| STATED GOAL |
Print each line of the listing once more, precisely as given.

(Records contained in a dataset)

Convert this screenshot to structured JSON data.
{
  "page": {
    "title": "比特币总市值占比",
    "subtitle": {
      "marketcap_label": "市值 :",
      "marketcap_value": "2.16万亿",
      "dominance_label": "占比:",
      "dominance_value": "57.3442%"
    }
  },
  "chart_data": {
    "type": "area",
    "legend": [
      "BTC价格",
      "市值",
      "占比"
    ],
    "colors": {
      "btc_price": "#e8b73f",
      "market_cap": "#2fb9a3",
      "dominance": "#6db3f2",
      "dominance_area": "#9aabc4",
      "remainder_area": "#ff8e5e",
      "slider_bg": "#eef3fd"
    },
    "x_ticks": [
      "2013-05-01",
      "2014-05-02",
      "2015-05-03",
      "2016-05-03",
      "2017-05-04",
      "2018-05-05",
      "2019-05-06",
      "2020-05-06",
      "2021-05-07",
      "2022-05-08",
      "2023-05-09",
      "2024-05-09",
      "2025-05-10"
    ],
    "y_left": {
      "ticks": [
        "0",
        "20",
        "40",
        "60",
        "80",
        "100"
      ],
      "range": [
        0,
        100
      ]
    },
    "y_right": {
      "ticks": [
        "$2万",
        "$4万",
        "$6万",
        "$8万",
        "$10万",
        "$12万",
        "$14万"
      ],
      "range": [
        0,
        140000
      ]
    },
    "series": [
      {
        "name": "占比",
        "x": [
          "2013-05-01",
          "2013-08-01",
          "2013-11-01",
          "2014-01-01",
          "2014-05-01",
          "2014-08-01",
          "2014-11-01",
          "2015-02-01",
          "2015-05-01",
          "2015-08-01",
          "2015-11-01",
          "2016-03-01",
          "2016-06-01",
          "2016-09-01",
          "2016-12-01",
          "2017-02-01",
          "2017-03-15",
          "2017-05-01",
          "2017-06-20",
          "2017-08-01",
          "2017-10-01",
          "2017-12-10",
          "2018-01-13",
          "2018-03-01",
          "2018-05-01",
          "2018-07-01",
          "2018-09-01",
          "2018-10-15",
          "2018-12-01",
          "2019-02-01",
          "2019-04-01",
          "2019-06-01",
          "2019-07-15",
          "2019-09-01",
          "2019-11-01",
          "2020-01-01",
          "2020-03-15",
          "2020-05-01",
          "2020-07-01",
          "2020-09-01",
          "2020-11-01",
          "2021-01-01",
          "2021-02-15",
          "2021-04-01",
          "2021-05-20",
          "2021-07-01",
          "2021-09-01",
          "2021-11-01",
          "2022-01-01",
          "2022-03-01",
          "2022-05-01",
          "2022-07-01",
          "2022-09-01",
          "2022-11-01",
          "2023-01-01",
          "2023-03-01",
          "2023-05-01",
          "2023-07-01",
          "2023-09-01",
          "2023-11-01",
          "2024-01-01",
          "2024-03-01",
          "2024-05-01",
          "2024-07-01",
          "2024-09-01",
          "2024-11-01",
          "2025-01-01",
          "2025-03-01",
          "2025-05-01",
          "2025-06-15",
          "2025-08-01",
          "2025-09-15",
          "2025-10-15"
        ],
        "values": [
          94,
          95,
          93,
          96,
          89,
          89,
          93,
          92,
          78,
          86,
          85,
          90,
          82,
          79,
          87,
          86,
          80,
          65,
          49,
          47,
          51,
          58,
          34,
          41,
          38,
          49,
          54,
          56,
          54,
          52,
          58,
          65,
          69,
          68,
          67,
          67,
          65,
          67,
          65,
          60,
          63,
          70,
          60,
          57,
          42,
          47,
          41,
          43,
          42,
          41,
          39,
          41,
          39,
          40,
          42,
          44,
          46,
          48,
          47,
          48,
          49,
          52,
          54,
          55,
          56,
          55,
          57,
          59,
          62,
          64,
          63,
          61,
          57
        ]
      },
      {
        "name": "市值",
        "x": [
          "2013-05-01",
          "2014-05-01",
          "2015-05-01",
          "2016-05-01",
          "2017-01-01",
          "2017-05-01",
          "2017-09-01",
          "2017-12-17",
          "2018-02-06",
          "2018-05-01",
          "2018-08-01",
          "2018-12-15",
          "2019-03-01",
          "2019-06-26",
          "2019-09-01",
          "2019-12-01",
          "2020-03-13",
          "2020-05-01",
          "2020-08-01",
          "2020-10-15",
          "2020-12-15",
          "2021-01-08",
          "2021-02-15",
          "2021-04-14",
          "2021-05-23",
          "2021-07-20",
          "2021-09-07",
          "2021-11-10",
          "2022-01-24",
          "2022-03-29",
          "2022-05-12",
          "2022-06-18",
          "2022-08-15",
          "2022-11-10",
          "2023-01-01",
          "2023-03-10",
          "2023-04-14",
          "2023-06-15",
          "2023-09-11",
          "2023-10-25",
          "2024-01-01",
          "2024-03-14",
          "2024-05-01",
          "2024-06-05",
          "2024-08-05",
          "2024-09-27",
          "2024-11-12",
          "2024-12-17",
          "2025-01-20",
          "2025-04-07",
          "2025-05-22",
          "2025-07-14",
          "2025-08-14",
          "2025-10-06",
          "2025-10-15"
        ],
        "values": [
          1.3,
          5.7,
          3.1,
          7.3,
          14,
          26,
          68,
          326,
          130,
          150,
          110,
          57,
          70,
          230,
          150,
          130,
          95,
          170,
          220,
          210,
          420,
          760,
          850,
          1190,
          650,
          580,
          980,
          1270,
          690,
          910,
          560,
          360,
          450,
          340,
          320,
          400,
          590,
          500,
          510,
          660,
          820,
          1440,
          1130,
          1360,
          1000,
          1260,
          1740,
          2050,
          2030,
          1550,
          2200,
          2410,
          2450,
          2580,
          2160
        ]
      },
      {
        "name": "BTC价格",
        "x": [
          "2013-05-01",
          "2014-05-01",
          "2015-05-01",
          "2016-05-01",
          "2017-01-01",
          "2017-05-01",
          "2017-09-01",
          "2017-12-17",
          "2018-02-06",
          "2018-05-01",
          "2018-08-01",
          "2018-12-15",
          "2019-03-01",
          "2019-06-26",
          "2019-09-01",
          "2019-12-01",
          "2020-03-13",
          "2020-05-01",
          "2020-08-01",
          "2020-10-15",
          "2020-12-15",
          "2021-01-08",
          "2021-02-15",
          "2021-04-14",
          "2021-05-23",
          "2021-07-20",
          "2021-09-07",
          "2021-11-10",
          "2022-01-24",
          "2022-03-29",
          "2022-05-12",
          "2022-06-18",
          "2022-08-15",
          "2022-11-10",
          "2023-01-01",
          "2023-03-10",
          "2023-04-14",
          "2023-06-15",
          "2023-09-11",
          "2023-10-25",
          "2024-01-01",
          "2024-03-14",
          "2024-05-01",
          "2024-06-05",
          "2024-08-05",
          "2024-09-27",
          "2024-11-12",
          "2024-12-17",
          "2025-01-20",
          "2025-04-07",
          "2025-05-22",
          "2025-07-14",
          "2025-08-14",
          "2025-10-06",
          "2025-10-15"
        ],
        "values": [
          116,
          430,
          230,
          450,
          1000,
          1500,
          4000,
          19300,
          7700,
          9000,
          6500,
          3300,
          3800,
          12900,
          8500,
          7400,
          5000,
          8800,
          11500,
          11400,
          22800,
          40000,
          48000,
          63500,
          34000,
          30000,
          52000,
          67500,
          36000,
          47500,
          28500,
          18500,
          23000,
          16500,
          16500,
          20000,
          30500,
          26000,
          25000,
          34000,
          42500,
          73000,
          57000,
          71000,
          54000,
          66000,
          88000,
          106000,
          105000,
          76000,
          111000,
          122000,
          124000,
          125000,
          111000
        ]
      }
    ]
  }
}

| EXERCISE ANSWER |
Convert this screenshot to structured JSON data.
{
  "page": {
    "title": "比特币总市值占比",
    "subtitle": {
      "marketcap_label": "市值 :",
      "marketcap_value": "2.16万亿",
      "dominance_label": "占比:",
      "dominance_value": "57.3442%"
    }
  },
  "chart_data": {
    "type": "area",
    "legend": [
      "BTC价格",
      "市值",
      "占比"
    ],
    "colors": {
      "btc_price": "#e8b73f",
      "market_cap": "#2fb9a3",
      "dominance": "#6db3f2",
      "dominance_area": "#9aabc4",
      "remainder_area": "#ff8e5e",
      "slider_bg": "#eef3fd"
    },
    "x_ticks": [
      "2013-05-01",
      "2014-05-02",
      "2015-05-03",
      "2016-05-03",
      "2017-05-04",
      "2018-05-05",
      "2019-05-06",
      "2020-05-06",
      "2021-05-07",
      "2022-05-08",
      "2023-05-09",
      "2024-05-09",
      "2025-05-10"
    ],
    "y_left": {
      "ticks": [
        "0",
        "20",
        "40",
        "60",
        "80",
        "100"
      ],
      "range": [
        0,
        100
      ]
    },
    "y_right": {
      "ticks": [
        "$2万",
        "$4万",
        "$6万",
        "$8万",
        "$10万",
        "$12万",
        "$14万"
      ],
      "range": [
        0,
        140000
      ]
    },
    "series": [
      {
        "name": "占比",
        "x": [
          "2013-05-01",
          "2013-08-01",
          "2013-11-01",
          "2014-01-01",
          "2014-05-01",
          "2014-08-01",
          "2014-11-01",
          "2015-02-01",
          "2015-05-01",
          "2015-08-01",
          "2015-11-01",
          "2016-03-01",
          "2016-06-01",
          "2016-09-01",
          "2016-12-01",
          "2017-02-01",
          "2017-03-15",
          "2017-05-01",
          "2017-06-20",
          "2017-08-01",
          "2017-10-01",
          "2017-12-10",
          "2018-01-13",
          "2018-03-01",
          "2018-05-01",
          "2018-07-01",
          "2018-09-01",
          "2018-10-15",
          "2018-12-01",
          "2019-02-01",
          "2019-04-01",
          "2019-06-01",
          "2019-07-15",
          "2019-09-01",
          "2019-11-01",
          "2020-01-01",
          "2020-03-15",
          "2020-05-01",
          "2020-07-01",
          "2020-09-01",
          "2020-11-01",
          "2021-01-01",
          "2021-02-15",
          "2021-04-01",
          "2021-05-20",
          "2021-07-01",
          "2021-09-01",
          "2021-11-01",
          "2022-01-01",
          "2022-03-01",
          "2022-05-01",
          "2022-07-01",
          "2022-09-01",
          "2022-11-01",
          "2023-01-01",
          "2023-03-01",
          "2023-05-01",
          "2023-07-01",
          "2023-09-01",
          "2023-11-01",
          "2024-01-01",
          "2024-03-01",
          "2024-05-01",
          "2024-07-01",
          "2024-09-01",
          "2024-11-01",
          "2025-01-01",
          "2025-03-01",
          "2025-05-01",
          "2025-06-15",
          "2025-08-01",
          "2025-09-15",
          "2025-10-15"
        ],
        "values": [
          94,
          95,
          93,
          96,
          89,
          89,
          93,
          92,
          78,
          86,
          85,
          90,
          82,
          79,
          87,
          86,
          80,
          65,
          49,
          47,
          51,
          58,
          34,
          41,
          38,
          49,
          54,
          56,
          54,
          52,
          58,
          65,
          69,
          68,
          67,
          67,
          65,
          67,
          65,
          60,
          63,
          70,
          60,
          57,
          42,
          47,
          41,
          43,
          42,
          41,
          39,
          41,
          39,
          40,
          42,
          44,
          46,
          48,
          47,
          48,
          49,
          52,
          54,
          55,
          56,
          55,
          57,
          59,
          62,
          64,
          63,
          61,
          57
        ]
      },
      {
        "name": "市值",
        "x": [
          "2013-05-01",
          "2014-05-01",
          "2015-05-01",
          "2016-05-01",
          "2017-01-01",
          "2017-05-01",
          "2017-09-01",
          "2017-12-17",
          "2018-02-06",
          "2018-05-01",
          "2018-08-01",
          "2018-12-15",
          "2019-03-01",
          "2019-06-26",
          "2019-09-01",
          "2019-12-01",
          "2020-03-13",
          "2020-05-01",
          "2020-08-01",
          "2020-10-15",
          "2020-12-15",
          "2021-01-08",
          "2021-02-15",
          "2021-04-14",
          "2021-05-23",
          "2021-07-20",
          "2021-09-07",
          "2021-11-10",
          "2022-01-24",
          "2022-03-29",
          "2022-05-12",
          "2022-06-18",
          "2022-08-15",
          "2022-11-10",
          "2023-01-01",
          "2023-03-10",
          "2023-04-14",
          "2023-06-15",
          "2023-09-11",
          "2023-10-25",
          "2024-01-01",
          "2024-03-14",
          "2024-05-01",
          "2024-06-05",
          "2024-08-05",
          "2024-09-27",
          "2024-11-12",
          "2024-12-17",
          "2025-01-20",
          "2025-04-07",
          "2025-05-22",
          "2025-07-14",
          "2025-08-14",
          "2025-10-06",
          "2025-10-15"
        ],
        "values": [
          1.3,
          5.7,
          3.1,
          7.3,
          14,
          26,
          68,
          326,
          130,
          150,
          110,
          57,
          70,
          230,
          150,
          130,
          95,
          170,
          220,
          210,
          420,
          760,
          850,
          1190,
          650,
          580,
          980,
          1270,
          690,
          910,
          560,
          360,
          450,
          340,
          320,
          400,
          590,
          500,
          510,
          660,
          820,
          1440,
          1130,
          1360,
          1000,
          1260,
          1740,
          2050,
          2030,
          1550,
          2200,
          2410,
          2450,
          2580,
          2160
        ]
      },
      {
        "name": "BTC价格",
        "x": [
          "2013-05-01",
          "2014-05-01",
          "2015-05-01",
          "2016-05-01",
          "2017-01-01",
          "2017-05-01",
          "2017-09-01",
          "2017-12-17",
          "2018-02-06",
          "2018-05-01",
          "2018-08-01",
          "2018-12-15",
          "2019-03-01",
          "2019-06-26",
          "2019-09-01",
          "2019-12-01",
          "2020-03-13",
          "2020-05-01",
          "2020-08-01",
          "2020-10-15",
          "2020-12-15",
          "2021-01-08",
          "2021-02-15",
          "2021-04-14",
          "2021-05-23",
          "2021-07-20",
          "2021-09-07",
          "2021-11-10",
          "2022-01-24",
          "2022-03-29",
          "2022-05-12",
          "2022-06-18",
          "2022-08-15",
          "2022-11-10",
          "2023-01-01",
          "2023-03-10",
          "2023-04-14",
          "2023-06-15",
          "2023-09-11",
          "2023-10-25",
          "2024-01-01",
          "2024-03-14",
          "2024-05-01",
          "2024-06-05",
          "2024-08-05",
          "2024-09-27",
          "2024-11-12",
          "2024-12-17",
          "2025-01-20",
          "2025-04-07",
          "2025-05-22",
          "2025-07-14",
          "2025-08-14",
          "2025-10-06",
          "2025-10-15"
        ],
        "values": [
          116,
          430,
          230,
          450,
          1000,
          1500,
          4000,
          19300,
          7700,
          9000,
          6500,
          3300,
          3800,
          12900,
          8500,
          7400,
          5000,
          8800,
          11500,
          11400,
          22800,
          40000,
          48000,
          63500,
          34000,
          30000,
          52000,
          67500,
          36000,
          47500,
          28500,
          18500,
          23000,
          16500,
          16500,
          20000,
          30500,
          26000,
          25000,
          34000,
          42500,
          73000,
          57000,
          71000,
          54000,
          66000,
          88000,
          106000,
          105000,
          76000,
          111000,
          122000,
          124000,
          125000,
          111000
        ]
      }
    ]
  }
}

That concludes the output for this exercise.